### What is needed
Please give back each of the following lines unchanged, character for character.

### Listing

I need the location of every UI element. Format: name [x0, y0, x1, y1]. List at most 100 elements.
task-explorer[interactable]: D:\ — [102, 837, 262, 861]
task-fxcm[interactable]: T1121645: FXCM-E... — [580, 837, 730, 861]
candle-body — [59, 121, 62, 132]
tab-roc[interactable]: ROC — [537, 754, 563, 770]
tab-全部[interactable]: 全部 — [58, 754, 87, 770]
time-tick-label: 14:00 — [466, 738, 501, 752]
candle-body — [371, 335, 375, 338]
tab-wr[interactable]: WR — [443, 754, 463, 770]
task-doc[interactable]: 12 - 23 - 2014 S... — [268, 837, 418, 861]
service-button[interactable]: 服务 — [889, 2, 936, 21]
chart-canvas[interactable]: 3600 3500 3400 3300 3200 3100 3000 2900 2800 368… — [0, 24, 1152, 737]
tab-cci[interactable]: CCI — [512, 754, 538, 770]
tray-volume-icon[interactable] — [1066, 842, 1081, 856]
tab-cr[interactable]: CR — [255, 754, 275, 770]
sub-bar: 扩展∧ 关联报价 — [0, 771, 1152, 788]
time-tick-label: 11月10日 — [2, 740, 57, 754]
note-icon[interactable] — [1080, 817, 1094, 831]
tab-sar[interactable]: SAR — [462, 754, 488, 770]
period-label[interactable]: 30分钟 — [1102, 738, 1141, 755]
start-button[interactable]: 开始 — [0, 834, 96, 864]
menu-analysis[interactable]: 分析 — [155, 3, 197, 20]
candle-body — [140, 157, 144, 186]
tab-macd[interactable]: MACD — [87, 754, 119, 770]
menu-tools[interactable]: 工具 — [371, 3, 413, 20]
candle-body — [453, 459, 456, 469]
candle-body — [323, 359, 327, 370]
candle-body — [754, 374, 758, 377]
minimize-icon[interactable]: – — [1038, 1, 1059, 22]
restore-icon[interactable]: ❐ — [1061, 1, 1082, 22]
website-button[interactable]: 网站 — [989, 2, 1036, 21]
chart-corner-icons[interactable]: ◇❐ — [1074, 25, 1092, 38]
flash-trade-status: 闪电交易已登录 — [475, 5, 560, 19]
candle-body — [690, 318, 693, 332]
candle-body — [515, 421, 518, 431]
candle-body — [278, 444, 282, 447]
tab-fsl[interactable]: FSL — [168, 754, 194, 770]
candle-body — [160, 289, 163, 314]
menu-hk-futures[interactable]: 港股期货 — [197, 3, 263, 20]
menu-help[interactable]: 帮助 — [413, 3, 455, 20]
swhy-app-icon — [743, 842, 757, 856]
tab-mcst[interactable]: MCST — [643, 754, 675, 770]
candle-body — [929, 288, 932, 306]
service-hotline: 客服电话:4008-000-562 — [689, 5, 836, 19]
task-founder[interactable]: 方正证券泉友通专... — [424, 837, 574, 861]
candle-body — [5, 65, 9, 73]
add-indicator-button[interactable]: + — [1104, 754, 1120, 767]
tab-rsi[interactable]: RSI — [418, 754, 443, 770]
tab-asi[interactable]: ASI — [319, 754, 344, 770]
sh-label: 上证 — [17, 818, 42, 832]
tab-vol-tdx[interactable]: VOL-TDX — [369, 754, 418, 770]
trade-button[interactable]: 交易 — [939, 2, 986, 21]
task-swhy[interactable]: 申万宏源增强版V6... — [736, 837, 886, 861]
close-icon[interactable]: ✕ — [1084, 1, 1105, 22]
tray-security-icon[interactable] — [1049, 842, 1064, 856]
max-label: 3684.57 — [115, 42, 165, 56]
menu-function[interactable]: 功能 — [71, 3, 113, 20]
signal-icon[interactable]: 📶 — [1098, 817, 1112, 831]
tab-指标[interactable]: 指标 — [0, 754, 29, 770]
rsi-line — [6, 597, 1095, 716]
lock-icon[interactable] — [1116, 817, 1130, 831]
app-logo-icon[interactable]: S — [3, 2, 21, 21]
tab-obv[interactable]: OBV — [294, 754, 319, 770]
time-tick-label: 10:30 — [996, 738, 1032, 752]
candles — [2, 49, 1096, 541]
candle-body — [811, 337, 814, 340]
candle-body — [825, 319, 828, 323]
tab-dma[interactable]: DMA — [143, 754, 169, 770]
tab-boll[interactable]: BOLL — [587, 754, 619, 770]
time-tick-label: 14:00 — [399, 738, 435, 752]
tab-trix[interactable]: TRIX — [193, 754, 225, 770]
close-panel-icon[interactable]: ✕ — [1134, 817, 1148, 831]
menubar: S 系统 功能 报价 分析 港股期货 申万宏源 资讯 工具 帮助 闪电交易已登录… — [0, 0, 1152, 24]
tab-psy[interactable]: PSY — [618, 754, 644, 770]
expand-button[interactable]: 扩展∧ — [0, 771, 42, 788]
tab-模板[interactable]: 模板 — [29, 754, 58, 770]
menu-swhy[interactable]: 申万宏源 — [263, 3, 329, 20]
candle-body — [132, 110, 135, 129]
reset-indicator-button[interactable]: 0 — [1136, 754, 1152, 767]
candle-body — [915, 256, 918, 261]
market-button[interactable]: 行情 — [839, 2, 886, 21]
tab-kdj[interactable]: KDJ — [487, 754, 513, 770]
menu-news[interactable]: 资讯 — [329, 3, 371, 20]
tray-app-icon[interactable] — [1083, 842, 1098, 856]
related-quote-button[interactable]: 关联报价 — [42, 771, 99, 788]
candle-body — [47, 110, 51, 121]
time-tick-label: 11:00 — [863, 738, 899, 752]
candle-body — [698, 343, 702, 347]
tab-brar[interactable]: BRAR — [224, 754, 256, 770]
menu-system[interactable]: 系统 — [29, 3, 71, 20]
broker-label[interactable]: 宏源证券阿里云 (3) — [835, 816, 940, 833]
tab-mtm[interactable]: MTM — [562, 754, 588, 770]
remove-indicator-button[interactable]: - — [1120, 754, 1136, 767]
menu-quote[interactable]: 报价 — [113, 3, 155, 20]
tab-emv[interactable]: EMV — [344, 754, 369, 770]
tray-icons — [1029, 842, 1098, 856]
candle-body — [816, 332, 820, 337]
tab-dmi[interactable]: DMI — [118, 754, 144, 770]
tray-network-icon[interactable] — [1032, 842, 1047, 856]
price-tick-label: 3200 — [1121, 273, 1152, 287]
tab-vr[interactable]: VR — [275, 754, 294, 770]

### Final result
I need the location of every UI element. Format: name [x0, y0, x1, y1]. List at most 100 elements.
task-explorer[interactable]: D:\ — [102, 837, 262, 861]
task-fxcm[interactable]: T1121645: FXCM-E... — [580, 837, 730, 861]
candle-body — [59, 121, 62, 132]
tab-roc[interactable]: ROC — [537, 754, 563, 770]
tab-全部[interactable]: 全部 — [58, 754, 87, 770]
time-tick-label: 14:00 — [466, 738, 501, 752]
candle-body — [371, 335, 375, 338]
tab-wr[interactable]: WR — [443, 754, 463, 770]
task-doc[interactable]: 12 - 23 - 2014 S... — [268, 837, 418, 861]
service-button[interactable]: 服务 — [889, 2, 936, 21]
chart-canvas[interactable]: 3600 3500 3400 3300 3200 3100 3000 2900 2800 368… — [0, 24, 1152, 737]
tab-cci[interactable]: CCI — [512, 754, 538, 770]
tray-volume-icon[interactable] — [1066, 842, 1081, 856]
tab-cr[interactable]: CR — [255, 754, 275, 770]
sub-bar: 扩展∧ 关联报价 — [0, 771, 1152, 788]
time-tick-label: 11月10日 — [2, 740, 57, 754]
note-icon[interactable] — [1080, 817, 1094, 831]
tab-sar[interactable]: SAR — [462, 754, 488, 770]
period-label[interactable]: 30分钟 — [1102, 738, 1141, 755]
start-button[interactable]: 开始 — [0, 834, 96, 864]
menu-analysis[interactable]: 分析 — [155, 3, 197, 20]
candle-body — [140, 157, 144, 186]
tab-macd[interactable]: MACD — [87, 754, 119, 770]
menu-tools[interactable]: 工具 — [371, 3, 413, 20]
candle-body — [453, 459, 456, 469]
candle-body — [323, 359, 327, 370]
candle-body — [754, 374, 758, 377]
minimize-icon[interactable]: – — [1038, 1, 1059, 22]
restore-icon[interactable]: ❐ — [1061, 1, 1082, 22]
website-button[interactable]: 网站 — [989, 2, 1036, 21]
chart-corner-icons[interactable]: ◇❐ — [1074, 25, 1092, 38]
flash-trade-status: 闪电交易已登录 — [475, 5, 560, 19]
candle-body — [690, 318, 693, 332]
candle-body — [515, 421, 518, 431]
candle-body — [278, 444, 282, 447]
tab-fsl[interactable]: FSL — [168, 754, 194, 770]
candle-body — [160, 289, 163, 314]
menu-hk-futures[interactable]: 港股期货 — [197, 3, 263, 20]
menu-help[interactable]: 帮助 — [413, 3, 455, 20]
swhy-app-icon — [743, 842, 757, 856]
tab-mcst[interactable]: MCST — [643, 754, 675, 770]
candle-body — [929, 288, 932, 306]
service-hotline: 客服电话:4008-000-562 — [689, 5, 836, 19]
task-founder[interactable]: 方正证券泉友通专... — [424, 837, 574, 861]
candle-body — [5, 65, 9, 73]
add-indicator-button[interactable]: + — [1104, 754, 1120, 767]
tab-rsi[interactable]: RSI — [418, 754, 443, 770]
tab-asi[interactable]: ASI — [319, 754, 344, 770]
sh-label: 上证 — [17, 818, 42, 832]
tab-vol-tdx[interactable]: VOL-TDX — [369, 754, 418, 770]
trade-button[interactable]: 交易 — [939, 2, 986, 21]
task-swhy[interactable]: 申万宏源增强版V6... — [736, 837, 886, 861]
close-icon[interactable]: ✕ — [1084, 1, 1105, 22]
tray-security-icon[interactable] — [1049, 842, 1064, 856]
max-label: 3684.57 — [115, 42, 165, 56]
menu-function[interactable]: 功能 — [71, 3, 113, 20]
signal-icon[interactable]: 📶 — [1098, 817, 1112, 831]
tab-指标[interactable]: 指标 — [0, 754, 29, 770]
rsi-line — [6, 597, 1095, 716]
lock-icon[interactable] — [1116, 817, 1130, 831]
app-logo-icon[interactable]: S — [3, 2, 21, 21]
tab-obv[interactable]: OBV — [294, 754, 319, 770]
time-tick-label: 10:30 — [996, 738, 1032, 752]
candles — [2, 49, 1096, 541]
candle-body — [811, 337, 814, 340]
candle-body — [825, 319, 828, 323]
tab-dma[interactable]: DMA — [143, 754, 169, 770]
tab-boll[interactable]: BOLL — [587, 754, 619, 770]
time-tick-label: 14:00 — [399, 738, 435, 752]
tab-trix[interactable]: TRIX — [193, 754, 225, 770]
close-panel-icon[interactable]: ✕ — [1134, 817, 1148, 831]
menubar: S 系统 功能 报价 分析 港股期货 申万宏源 资讯 工具 帮助 闪电交易已登录… — [0, 0, 1152, 24]
tab-psy[interactable]: PSY — [618, 754, 644, 770]
expand-button[interactable]: 扩展∧ — [0, 771, 42, 788]
tab-模板[interactable]: 模板 — [29, 754, 58, 770]
menu-swhy[interactable]: 申万宏源 — [263, 3, 329, 20]
candle-body — [132, 110, 135, 129]
reset-indicator-button[interactable]: 0 — [1136, 754, 1152, 767]
candle-body — [915, 256, 918, 261]
market-button[interactable]: 行情 — [839, 2, 886, 21]
tab-kdj[interactable]: KDJ — [487, 754, 513, 770]
menu-news[interactable]: 资讯 — [329, 3, 371, 20]
tray-app-icon[interactable] — [1083, 842, 1098, 856]
related-quote-button[interactable]: 关联报价 — [42, 771, 99, 788]
candle-body — [47, 110, 51, 121]
time-tick-label: 11:00 — [863, 738, 899, 752]
candle-body — [698, 343, 702, 347]
tab-brar[interactable]: BRAR — [224, 754, 256, 770]
menu-system[interactable]: 系统 — [29, 3, 71, 20]
broker-label[interactable]: 宏源证券阿里云 (3) — [835, 816, 940, 833]
tab-mtm[interactable]: MTM — [562, 754, 588, 770]
remove-indicator-button[interactable]: - — [1120, 754, 1136, 767]
menu-quote[interactable]: 报价 — [113, 3, 155, 20]
tab-emv[interactable]: EMV — [344, 754, 369, 770]
tray-icons — [1029, 842, 1098, 856]
candle-body — [816, 332, 820, 337]
tab-dmi[interactable]: DMI — [118, 754, 144, 770]
tray-network-icon[interactable] — [1032, 842, 1047, 856]
price-tick-label: 3200 — [1121, 273, 1152, 287]
tab-vr[interactable]: VR — [275, 754, 294, 770]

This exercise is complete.